What you will do: Copy all lines below containing "speed".

Given records:
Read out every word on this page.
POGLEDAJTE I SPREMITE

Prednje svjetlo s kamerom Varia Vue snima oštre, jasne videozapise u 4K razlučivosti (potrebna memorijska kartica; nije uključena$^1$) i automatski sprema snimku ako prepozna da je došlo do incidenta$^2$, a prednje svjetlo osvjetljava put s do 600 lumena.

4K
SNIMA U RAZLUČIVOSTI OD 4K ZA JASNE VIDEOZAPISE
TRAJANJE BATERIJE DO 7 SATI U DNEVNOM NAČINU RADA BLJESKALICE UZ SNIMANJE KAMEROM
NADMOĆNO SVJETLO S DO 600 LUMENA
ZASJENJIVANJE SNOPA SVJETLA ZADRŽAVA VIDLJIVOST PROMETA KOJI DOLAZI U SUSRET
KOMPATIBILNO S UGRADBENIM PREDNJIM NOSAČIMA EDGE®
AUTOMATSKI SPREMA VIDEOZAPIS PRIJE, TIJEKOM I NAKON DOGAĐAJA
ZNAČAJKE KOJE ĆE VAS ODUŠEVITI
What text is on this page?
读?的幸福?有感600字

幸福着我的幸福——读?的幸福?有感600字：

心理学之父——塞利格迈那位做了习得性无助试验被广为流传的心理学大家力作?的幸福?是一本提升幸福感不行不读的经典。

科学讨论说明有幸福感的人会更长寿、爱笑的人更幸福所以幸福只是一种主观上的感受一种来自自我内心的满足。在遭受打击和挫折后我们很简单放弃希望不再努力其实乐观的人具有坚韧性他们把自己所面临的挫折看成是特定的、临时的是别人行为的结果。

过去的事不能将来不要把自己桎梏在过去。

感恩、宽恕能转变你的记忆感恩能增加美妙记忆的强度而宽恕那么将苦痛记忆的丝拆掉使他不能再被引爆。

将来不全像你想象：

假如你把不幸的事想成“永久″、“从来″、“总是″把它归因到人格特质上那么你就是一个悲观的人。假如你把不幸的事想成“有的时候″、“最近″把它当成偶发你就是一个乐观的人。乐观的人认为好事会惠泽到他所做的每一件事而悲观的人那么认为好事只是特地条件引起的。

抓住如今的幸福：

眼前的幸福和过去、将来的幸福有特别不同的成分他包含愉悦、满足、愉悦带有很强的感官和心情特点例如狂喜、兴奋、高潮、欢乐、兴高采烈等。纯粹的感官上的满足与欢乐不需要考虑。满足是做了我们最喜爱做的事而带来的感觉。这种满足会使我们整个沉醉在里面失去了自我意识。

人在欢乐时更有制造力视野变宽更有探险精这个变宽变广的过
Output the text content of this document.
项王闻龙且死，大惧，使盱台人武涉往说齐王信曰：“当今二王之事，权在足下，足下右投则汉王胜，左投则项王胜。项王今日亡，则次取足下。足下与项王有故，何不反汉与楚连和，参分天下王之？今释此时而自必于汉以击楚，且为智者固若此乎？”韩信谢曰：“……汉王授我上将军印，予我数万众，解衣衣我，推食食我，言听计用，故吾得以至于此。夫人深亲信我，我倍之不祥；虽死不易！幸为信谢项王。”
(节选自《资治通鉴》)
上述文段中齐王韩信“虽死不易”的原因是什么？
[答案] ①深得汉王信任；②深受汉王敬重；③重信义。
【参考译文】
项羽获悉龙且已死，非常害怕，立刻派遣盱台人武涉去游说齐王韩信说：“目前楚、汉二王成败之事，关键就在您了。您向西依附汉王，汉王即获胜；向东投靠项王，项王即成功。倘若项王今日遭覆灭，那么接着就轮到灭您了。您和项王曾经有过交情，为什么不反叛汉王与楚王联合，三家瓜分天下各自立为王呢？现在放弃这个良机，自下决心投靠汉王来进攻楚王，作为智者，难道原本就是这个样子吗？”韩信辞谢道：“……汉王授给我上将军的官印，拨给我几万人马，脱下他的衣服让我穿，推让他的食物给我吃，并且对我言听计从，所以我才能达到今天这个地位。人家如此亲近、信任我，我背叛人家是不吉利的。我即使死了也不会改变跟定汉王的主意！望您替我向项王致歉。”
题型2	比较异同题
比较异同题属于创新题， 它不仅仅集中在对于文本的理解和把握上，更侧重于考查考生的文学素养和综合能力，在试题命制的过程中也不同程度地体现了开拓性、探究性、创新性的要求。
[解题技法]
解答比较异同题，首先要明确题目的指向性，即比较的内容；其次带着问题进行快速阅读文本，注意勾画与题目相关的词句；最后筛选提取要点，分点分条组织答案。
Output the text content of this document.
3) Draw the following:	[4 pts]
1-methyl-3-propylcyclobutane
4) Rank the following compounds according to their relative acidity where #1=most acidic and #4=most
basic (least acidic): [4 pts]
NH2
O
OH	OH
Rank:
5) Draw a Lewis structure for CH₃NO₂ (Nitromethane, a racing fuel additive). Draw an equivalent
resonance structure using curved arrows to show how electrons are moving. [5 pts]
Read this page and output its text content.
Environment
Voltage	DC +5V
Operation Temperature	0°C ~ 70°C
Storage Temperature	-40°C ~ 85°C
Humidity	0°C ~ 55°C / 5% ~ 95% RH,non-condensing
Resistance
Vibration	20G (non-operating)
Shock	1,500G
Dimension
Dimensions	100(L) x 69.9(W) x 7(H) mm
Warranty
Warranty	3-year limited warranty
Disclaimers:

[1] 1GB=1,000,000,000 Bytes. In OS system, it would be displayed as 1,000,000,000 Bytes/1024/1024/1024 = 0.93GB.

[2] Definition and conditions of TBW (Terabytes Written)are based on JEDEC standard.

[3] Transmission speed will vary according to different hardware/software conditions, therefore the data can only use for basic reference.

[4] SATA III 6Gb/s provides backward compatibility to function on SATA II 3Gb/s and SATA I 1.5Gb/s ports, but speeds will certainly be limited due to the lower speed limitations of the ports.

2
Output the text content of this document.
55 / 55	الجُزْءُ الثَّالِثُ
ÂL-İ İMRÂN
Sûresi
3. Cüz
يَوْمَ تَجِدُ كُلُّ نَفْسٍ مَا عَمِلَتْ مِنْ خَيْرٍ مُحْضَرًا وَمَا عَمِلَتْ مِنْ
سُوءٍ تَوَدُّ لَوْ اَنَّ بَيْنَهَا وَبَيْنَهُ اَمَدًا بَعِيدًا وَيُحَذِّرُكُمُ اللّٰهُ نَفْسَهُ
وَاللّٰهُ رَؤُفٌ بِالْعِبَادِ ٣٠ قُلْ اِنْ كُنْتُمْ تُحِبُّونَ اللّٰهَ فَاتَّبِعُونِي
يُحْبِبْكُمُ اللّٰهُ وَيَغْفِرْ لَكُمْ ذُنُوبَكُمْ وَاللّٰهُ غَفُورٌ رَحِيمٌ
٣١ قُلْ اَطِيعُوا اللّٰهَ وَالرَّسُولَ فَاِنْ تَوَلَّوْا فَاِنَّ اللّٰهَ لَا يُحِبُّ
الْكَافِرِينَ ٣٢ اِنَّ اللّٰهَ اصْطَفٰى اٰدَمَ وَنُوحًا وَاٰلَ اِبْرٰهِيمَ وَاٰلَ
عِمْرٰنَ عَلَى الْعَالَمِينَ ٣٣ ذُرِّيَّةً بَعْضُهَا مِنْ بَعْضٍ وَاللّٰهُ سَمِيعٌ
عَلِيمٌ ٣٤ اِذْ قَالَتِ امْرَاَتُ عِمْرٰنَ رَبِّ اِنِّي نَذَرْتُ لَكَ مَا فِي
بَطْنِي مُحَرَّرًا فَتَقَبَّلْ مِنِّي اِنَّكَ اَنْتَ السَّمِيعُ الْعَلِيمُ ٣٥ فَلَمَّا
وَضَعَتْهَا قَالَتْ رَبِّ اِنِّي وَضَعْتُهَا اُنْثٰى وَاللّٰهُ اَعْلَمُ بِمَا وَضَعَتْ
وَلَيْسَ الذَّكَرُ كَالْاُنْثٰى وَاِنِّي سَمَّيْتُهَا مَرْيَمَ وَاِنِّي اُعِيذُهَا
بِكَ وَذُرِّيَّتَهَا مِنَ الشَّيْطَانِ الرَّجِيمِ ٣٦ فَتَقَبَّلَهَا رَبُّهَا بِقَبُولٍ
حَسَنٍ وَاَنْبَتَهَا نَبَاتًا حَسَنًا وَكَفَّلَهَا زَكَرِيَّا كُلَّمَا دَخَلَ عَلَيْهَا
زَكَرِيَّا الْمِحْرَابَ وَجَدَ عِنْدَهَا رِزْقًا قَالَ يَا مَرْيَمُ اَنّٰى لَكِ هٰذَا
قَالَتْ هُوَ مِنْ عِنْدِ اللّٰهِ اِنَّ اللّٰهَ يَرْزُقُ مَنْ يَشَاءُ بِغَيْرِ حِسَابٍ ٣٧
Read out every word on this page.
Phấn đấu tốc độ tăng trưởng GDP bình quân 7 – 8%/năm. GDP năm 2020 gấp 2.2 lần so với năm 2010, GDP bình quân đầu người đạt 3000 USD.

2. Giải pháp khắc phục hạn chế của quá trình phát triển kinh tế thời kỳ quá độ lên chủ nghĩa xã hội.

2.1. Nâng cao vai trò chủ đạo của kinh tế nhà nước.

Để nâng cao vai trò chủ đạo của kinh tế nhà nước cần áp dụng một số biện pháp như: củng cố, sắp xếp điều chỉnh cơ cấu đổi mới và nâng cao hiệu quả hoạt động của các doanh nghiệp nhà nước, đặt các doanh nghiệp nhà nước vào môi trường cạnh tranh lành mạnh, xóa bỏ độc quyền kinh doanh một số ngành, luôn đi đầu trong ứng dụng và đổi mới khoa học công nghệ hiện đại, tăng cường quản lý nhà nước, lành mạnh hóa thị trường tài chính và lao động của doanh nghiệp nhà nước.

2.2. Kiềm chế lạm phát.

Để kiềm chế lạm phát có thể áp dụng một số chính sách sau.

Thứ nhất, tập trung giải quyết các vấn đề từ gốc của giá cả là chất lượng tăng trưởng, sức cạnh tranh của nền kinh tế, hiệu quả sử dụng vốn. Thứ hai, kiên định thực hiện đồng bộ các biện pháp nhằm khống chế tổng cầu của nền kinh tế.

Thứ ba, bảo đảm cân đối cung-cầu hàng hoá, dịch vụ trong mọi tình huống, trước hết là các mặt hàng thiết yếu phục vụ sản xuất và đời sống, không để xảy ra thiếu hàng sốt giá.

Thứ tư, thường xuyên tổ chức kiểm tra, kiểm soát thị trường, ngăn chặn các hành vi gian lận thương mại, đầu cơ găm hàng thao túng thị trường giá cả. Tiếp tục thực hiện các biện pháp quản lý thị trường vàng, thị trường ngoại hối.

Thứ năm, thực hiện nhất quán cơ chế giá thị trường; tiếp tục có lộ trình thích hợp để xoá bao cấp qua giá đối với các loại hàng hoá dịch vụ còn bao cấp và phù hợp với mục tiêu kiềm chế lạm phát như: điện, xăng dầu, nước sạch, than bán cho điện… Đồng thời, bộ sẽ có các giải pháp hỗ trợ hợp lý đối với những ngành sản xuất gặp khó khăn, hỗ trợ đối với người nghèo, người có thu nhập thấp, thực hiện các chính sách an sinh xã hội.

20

Exercise solution:
[3] Transmission speed will vary according to different hardware/software conditions, therefore the data can only use for basic reference.
[4] SATA III 6Gb/s provides backward compatibility to function on SATA II 3Gb/s and SATA I 1.5Gb/s ports, but speeds will certainly be limited due to the lower speed limitations of the ports.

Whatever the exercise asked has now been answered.